(Stored entries)

§

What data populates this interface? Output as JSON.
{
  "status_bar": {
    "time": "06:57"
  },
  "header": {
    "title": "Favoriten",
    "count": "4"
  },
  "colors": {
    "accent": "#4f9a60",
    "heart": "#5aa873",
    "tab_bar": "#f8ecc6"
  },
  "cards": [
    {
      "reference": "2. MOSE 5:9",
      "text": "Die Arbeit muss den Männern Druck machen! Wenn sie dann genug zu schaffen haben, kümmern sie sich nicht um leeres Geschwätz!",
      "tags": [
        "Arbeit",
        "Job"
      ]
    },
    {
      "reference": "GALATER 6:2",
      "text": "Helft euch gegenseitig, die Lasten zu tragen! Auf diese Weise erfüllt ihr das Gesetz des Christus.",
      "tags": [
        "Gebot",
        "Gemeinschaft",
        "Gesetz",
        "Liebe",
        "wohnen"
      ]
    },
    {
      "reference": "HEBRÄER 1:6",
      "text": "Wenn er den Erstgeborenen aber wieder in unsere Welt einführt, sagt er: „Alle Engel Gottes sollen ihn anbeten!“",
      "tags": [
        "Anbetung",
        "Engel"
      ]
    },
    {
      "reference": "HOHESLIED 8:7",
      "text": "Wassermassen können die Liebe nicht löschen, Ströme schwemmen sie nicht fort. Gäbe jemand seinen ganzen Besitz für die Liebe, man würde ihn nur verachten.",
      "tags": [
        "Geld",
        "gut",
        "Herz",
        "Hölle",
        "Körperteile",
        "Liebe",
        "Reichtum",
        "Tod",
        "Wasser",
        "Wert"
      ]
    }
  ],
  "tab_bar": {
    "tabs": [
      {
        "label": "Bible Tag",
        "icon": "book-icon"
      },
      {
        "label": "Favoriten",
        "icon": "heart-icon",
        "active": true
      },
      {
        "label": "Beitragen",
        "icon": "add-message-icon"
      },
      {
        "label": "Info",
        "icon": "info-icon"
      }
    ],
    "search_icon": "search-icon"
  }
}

§

• Written problem: Spot every line that holds "Arbeit" and copy it.

• The result:
      "text": "Die Arbeit muss den Männern Druck machen! Wenn sie dann genug zu schaffen haben, kümmern sie sich nicht um leeres Geschwätz!",
        "Arbeit",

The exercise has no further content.